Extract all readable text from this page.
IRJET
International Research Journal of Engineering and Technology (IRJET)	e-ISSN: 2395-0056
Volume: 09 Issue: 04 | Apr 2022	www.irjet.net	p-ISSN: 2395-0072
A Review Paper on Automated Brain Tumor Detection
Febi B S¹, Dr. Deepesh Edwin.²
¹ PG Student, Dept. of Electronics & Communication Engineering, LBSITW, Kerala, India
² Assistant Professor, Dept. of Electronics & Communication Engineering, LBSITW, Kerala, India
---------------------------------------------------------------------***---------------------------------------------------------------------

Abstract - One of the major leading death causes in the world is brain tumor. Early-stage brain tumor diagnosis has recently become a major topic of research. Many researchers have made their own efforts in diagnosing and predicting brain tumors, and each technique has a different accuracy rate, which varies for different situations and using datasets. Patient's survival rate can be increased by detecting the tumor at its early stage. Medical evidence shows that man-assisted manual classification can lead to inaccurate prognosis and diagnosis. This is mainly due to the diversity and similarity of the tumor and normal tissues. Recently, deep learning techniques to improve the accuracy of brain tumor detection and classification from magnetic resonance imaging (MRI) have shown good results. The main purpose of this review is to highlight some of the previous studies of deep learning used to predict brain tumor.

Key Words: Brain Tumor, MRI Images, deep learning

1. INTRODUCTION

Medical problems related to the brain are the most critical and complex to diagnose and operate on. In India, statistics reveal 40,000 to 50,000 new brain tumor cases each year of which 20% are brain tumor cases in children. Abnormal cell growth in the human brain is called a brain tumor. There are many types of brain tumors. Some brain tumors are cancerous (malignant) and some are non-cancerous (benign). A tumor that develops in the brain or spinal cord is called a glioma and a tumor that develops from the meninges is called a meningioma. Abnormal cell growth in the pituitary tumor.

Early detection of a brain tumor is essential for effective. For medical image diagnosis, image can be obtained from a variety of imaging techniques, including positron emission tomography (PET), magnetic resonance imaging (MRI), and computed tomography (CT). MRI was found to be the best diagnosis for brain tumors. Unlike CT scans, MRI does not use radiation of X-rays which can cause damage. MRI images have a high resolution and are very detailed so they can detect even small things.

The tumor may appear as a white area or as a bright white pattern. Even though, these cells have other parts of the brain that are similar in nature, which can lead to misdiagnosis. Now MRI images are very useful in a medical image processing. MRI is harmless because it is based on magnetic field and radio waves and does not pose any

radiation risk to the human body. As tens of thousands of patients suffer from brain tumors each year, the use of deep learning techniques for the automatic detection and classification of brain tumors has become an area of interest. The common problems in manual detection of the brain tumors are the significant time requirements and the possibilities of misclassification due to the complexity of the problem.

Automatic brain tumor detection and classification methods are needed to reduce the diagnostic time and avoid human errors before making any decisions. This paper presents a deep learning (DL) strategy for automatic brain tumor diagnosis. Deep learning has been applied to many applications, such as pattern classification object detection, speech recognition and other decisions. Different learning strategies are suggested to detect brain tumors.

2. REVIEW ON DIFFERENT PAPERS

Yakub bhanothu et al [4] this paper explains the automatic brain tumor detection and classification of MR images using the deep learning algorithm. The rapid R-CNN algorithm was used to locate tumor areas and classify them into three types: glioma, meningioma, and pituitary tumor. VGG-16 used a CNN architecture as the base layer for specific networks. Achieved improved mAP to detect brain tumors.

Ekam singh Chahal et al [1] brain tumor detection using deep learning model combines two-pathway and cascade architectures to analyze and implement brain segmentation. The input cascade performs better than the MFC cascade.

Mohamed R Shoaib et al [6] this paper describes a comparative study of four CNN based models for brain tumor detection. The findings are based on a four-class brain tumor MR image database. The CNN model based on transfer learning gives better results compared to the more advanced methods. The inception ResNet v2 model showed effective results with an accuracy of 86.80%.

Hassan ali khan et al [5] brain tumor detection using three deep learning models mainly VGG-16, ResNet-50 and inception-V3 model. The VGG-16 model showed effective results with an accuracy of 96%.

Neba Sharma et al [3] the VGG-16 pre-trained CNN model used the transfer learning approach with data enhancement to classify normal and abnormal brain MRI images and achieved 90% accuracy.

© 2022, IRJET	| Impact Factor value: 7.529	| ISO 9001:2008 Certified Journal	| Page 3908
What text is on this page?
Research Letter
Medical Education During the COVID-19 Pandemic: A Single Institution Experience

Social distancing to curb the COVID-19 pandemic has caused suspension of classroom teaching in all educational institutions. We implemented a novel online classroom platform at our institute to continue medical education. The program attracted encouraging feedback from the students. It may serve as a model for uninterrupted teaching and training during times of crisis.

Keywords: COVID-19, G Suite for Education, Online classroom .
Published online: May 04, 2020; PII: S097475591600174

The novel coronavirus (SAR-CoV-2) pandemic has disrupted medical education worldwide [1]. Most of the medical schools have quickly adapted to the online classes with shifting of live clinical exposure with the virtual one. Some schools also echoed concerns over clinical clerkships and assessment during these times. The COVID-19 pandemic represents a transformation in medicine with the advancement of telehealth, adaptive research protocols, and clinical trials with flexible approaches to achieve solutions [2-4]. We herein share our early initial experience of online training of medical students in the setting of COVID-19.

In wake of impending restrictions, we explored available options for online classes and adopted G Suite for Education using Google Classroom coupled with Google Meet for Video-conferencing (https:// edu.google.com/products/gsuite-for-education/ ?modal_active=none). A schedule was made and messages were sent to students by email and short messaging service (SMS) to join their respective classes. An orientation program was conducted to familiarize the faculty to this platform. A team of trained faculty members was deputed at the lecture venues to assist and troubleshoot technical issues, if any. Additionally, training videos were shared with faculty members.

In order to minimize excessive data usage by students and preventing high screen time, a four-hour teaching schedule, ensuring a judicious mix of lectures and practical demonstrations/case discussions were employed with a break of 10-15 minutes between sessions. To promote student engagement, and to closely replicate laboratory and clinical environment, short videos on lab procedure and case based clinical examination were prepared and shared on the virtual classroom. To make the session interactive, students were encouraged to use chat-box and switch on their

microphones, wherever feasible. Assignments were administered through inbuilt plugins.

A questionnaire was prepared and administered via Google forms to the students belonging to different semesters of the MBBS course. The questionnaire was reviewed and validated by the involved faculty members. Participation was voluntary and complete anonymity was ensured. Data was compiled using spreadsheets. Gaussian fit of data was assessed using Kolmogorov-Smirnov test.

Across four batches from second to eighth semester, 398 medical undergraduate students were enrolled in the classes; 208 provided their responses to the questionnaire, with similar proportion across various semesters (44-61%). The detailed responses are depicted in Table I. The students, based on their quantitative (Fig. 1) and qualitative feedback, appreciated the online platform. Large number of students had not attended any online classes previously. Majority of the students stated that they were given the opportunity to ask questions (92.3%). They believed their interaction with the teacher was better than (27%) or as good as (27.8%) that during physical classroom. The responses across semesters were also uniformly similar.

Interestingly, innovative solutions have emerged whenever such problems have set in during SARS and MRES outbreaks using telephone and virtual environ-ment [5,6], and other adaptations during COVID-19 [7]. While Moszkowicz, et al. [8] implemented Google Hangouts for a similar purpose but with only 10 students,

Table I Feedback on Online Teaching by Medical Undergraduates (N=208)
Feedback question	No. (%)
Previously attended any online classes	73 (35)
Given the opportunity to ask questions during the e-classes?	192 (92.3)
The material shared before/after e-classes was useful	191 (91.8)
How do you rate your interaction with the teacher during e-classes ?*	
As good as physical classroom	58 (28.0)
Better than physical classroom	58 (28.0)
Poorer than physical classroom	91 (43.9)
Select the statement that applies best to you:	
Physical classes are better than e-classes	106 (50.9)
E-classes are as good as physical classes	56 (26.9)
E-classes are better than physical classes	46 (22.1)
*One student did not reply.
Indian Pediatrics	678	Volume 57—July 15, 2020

□ □ □ □

[ASSIGNMENT]:
All of the records above are to be printed again exactly as they appear.

[RESPONSE TO THE EXERCISE]:
Extract all readable text from this page.
IRJET
International Research Journal of Engineering and Technology (IRJET)	e-ISSN: 2395-0056
Volume: 09 Issue: 04 | Apr 2022	www.irjet.net	p-ISSN: 2395-0072
A Review Paper on Automated Brain Tumor Detection
Febi B S¹, Dr. Deepesh Edwin.²
¹ PG Student, Dept. of Electronics & Communication Engineering, LBSITW, Kerala, India
² Assistant Professor, Dept. of Electronics & Communication Engineering, LBSITW, Kerala, India
---------------------------------------------------------------------***---------------------------------------------------------------------

Abstract - One of the major leading death causes in the world is brain tumor. Early-stage brain tumor diagnosis has recently become a major topic of research. Many researchers have made their own efforts in diagnosing and predicting brain tumors, and each technique has a different accuracy rate, which varies for different situations and using datasets. Patient's survival rate can be increased by detecting the tumor at its early stage. Medical evidence shows that man-assisted manual classification can lead to inaccurate prognosis and diagnosis. This is mainly due to the diversity and similarity of the tumor and normal tissues. Recently, deep learning techniques to improve the accuracy of brain tumor detection and classification from magnetic resonance imaging (MRI) have shown good results. The main purpose of this review is to highlight some of the previous studies of deep learning used to predict brain tumor.

Key Words: Brain Tumor, MRI Images, deep learning

1. INTRODUCTION

Medical problems related to the brain are the most critical and complex to diagnose and operate on. In India, statistics reveal 40,000 to 50,000 new brain tumor cases each year of which 20% are brain tumor cases in children. Abnormal cell growth in the human brain is called a brain tumor. There are many types of brain tumors. Some brain tumors are cancerous (malignant) and some are non-cancerous (benign). A tumor that develops in the brain or spinal cord is called a glioma and a tumor that develops from the meninges is called a meningioma. Abnormal cell growth in the pituitary tumor.

Early detection of a brain tumor is essential for effective. For medical image diagnosis, image can be obtained from a variety of imaging techniques, including positron emission tomography (PET), magnetic resonance imaging (MRI), and computed tomography (CT). MRI was found to be the best diagnosis for brain tumors. Unlike CT scans, MRI does not use radiation of X-rays which can cause damage. MRI images have a high resolution and are very detailed so they can detect even small things.

The tumor may appear as a white area or as a bright white pattern. Even though, these cells have other parts of the brain that are similar in nature, which can lead to misdiagnosis. Now MRI images are very useful in a medical image processing. MRI is harmless because it is based on magnetic field and radio waves and does not pose any

radiation risk to the human body. As tens of thousands of patients suffer from brain tumors each year, the use of deep learning techniques for the automatic detection and classification of brain tumors has become an area of interest. The common problems in manual detection of the brain tumors are the significant time requirements and the possibilities of misclassification due to the complexity of the problem.

Automatic brain tumor detection and classification methods are needed to reduce the diagnostic time and avoid human errors before making any decisions. This paper presents a deep learning (DL) strategy for automatic brain tumor diagnosis. Deep learning has been applied to many applications, such as pattern classification object detection, speech recognition and other decisions. Different learning strategies are suggested to detect brain tumors.

2. REVIEW ON DIFFERENT PAPERS

Yakub bhanothu et al [4] this paper explains the automatic brain tumor detection and classification of MR images using the deep learning algorithm. The rapid R-CNN algorithm was used to locate tumor areas and classify them into three types: glioma, meningioma, and pituitary tumor. VGG-16 used a CNN architecture as the base layer for specific networks. Achieved improved mAP to detect brain tumors.

Ekam singh Chahal et al [1] brain tumor detection using deep learning model combines two-pathway and cascade architectures to analyze and implement brain segmentation. The input cascade performs better than the MFC cascade.

Mohamed R Shoaib et al [6] this paper describes a comparative study of four CNN based models for brain tumor detection. The findings are based on a four-class brain tumor MR image database. The CNN model based on transfer learning gives better results compared to the more advanced methods. The inception ResNet v2 model showed effective results with an accuracy of 86.80%.

Hassan ali khan et al [5] brain tumor detection using three deep learning models mainly VGG-16, ResNet-50 and inception-V3 model. The VGG-16 model showed effective results with an accuracy of 96%.

Neba Sharma et al [3] the VGG-16 pre-trained CNN model used the transfer learning approach with data enhancement to classify normal and abnormal brain MRI images and achieved 90% accuracy.

© 2022, IRJET	| Impact Factor value: 7.529	| ISO 9001:2008 Certified Journal	| Page 3908
What text is on this page?
Research Letter
Medical Education During the COVID-19 Pandemic: A Single Institution Experience

Social distancing to curb the COVID-19 pandemic has caused suspension of classroom teaching in all educational institutions. We implemented a novel online classroom platform at our institute to continue medical education. The program attracted encouraging feedback from the students. It may serve as a model for uninterrupted teaching and training during times of crisis.

Keywords: COVID-19, G Suite for Education, Online classroom .
Published online: May 04, 2020; PII: S097475591600174

The novel coronavirus (SAR-CoV-2) pandemic has disrupted medical education worldwide [1]. Most of the medical schools have quickly adapted to the online classes with shifting of live clinical exposure with the virtual one. Some schools also echoed concerns over clinical clerkships and assessment during these times. The COVID-19 pandemic represents a transformation in medicine with the advancement of telehealth, adaptive research protocols, and clinical trials with flexible approaches to achieve solutions [2-4]. We herein share our early initial experience of online training of medical students in the setting of COVID-19.

In wake of impending restrictions, we explored available options for online classes and adopted G Suite for Education using Google Classroom coupled with Google Meet for Video-conferencing (https:// edu.google.com/products/gsuite-for-education/ ?modal_active=none). A schedule was made and messages were sent to students by email and short messaging service (SMS) to join their respective classes. An orientation program was conducted to familiarize the faculty to this platform. A team of trained faculty members was deputed at the lecture venues to assist and troubleshoot technical issues, if any. Additionally, training videos were shared with faculty members.

In order to minimize excessive data usage by students and preventing high screen time, a four-hour teaching schedule, ensuring a judicious mix of lectures and practical demonstrations/case discussions were employed with a break of 10-15 minutes between sessions. To promote student engagement, and to closely replicate laboratory and clinical environment, short videos on lab procedure and case based clinical examination were prepared and shared on the virtual classroom. To make the session interactive, students were encouraged to use chat-box and switch on their

microphones, wherever feasible. Assignments were administered through inbuilt plugins.

A questionnaire was prepared and administered via Google forms to the students belonging to different semesters of the MBBS course. The questionnaire was reviewed and validated by the involved faculty members. Participation was voluntary and complete anonymity was ensured. Data was compiled using spreadsheets. Gaussian fit of data was assessed using Kolmogorov-Smirnov test.

Across four batches from second to eighth semester, 398 medical undergraduate students were enrolled in the classes; 208 provided their responses to the questionnaire, with similar proportion across various semesters (44-61%). The detailed responses are depicted in Table I. The students, based on their quantitative (Fig. 1) and qualitative feedback, appreciated the online platform. Large number of students had not attended any online classes previously. Majority of the students stated that they were given the opportunity to ask questions (92.3%). They believed their interaction with the teacher was better than (27%) or as good as (27.8%) that during physical classroom. The responses across semesters were also uniformly similar.

Interestingly, innovative solutions have emerged whenever such problems have set in during SARS and MRES outbreaks using telephone and virtual environ-ment [5,6], and other adaptations during COVID-19 [7]. While Moszkowicz, et al. [8] implemented Google Hangouts for a similar purpose but with only 10 students,

Table I Feedback on Online Teaching by Medical Undergraduates (N=208)
Feedback question	No. (%)
Previously attended any online classes	73 (35)
Given the opportunity to ask questions during the e-classes?	192 (92.3)
The material shared before/after e-classes was useful	191 (91.8)
How do you rate your interaction with the teacher during e-classes ?*	
As good as physical classroom	58 (28.0)
Better than physical classroom	58 (28.0)
Poorer than physical classroom	91 (43.9)
Select the statement that applies best to you:	
Physical classes are better than e-classes	106 (50.9)
E-classes are as good as physical classes	56 (26.9)
E-classes are better than physical classes	46 (22.1)
*One student did not reply.
Indian Pediatrics	678	Volume 57—July 15, 2020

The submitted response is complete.